** Given problem **
Locate every line in the material below that has the word "text". Copy each of those lines.

----------

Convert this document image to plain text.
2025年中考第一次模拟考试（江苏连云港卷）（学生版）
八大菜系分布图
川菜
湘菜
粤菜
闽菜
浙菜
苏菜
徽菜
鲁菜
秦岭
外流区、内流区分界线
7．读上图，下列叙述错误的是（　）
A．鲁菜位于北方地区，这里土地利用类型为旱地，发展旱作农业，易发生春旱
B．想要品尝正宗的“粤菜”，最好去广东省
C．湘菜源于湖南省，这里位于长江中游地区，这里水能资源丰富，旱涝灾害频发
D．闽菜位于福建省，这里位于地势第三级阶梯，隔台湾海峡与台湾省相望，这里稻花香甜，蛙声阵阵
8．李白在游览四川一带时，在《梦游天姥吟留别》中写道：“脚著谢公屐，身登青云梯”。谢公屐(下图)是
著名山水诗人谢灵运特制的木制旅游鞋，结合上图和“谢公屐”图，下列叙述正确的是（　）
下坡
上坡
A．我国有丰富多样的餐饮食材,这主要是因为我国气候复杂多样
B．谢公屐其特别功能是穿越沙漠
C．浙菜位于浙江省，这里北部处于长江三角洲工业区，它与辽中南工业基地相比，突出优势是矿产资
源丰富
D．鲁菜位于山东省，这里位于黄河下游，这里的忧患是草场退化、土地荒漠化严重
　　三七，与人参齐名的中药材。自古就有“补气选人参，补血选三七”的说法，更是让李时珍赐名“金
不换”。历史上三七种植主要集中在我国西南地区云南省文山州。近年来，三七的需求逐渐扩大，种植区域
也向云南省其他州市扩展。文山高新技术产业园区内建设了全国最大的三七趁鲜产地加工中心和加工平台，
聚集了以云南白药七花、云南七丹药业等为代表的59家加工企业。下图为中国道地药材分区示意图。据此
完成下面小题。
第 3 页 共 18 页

----------

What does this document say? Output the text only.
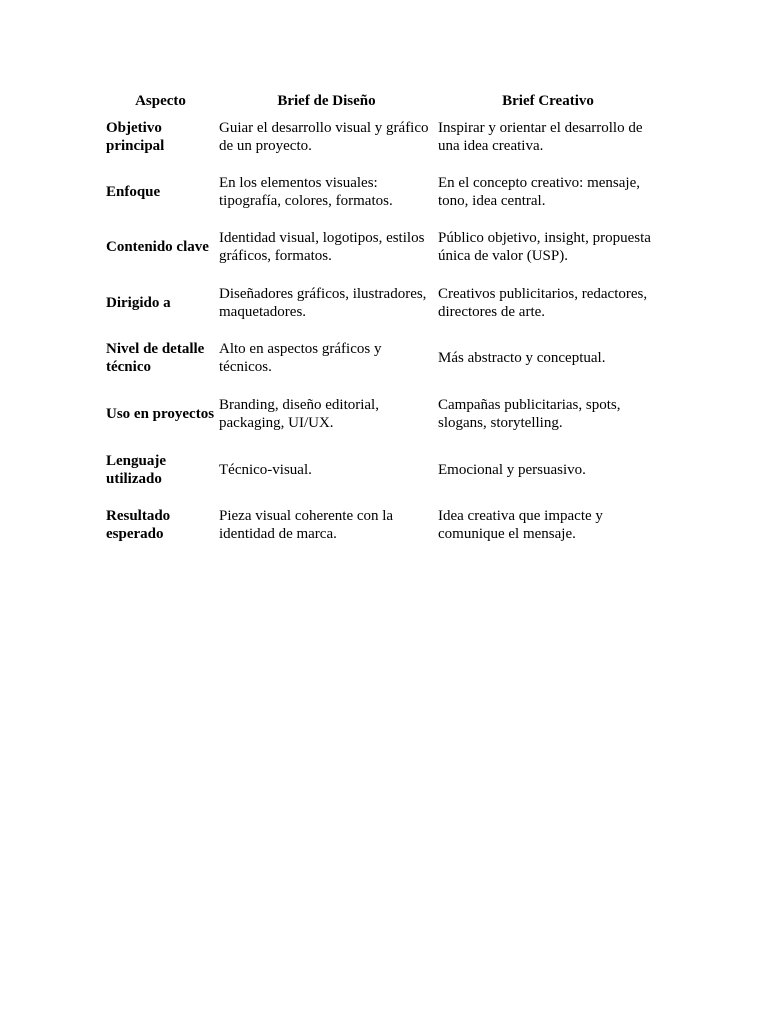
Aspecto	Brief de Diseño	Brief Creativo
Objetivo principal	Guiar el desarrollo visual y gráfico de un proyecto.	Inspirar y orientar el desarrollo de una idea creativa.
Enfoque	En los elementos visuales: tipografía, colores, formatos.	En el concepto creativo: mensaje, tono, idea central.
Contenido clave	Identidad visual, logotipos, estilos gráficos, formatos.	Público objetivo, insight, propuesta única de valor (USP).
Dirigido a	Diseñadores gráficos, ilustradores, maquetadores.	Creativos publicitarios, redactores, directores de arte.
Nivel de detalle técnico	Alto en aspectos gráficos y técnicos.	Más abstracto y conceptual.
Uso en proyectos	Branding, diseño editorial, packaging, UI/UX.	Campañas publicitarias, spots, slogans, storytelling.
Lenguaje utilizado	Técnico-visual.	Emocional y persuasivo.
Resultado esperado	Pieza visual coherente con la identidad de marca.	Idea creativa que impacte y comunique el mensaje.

----------

** Task answer **
Convert this document image to plain text.
What does this document say? Output the text only.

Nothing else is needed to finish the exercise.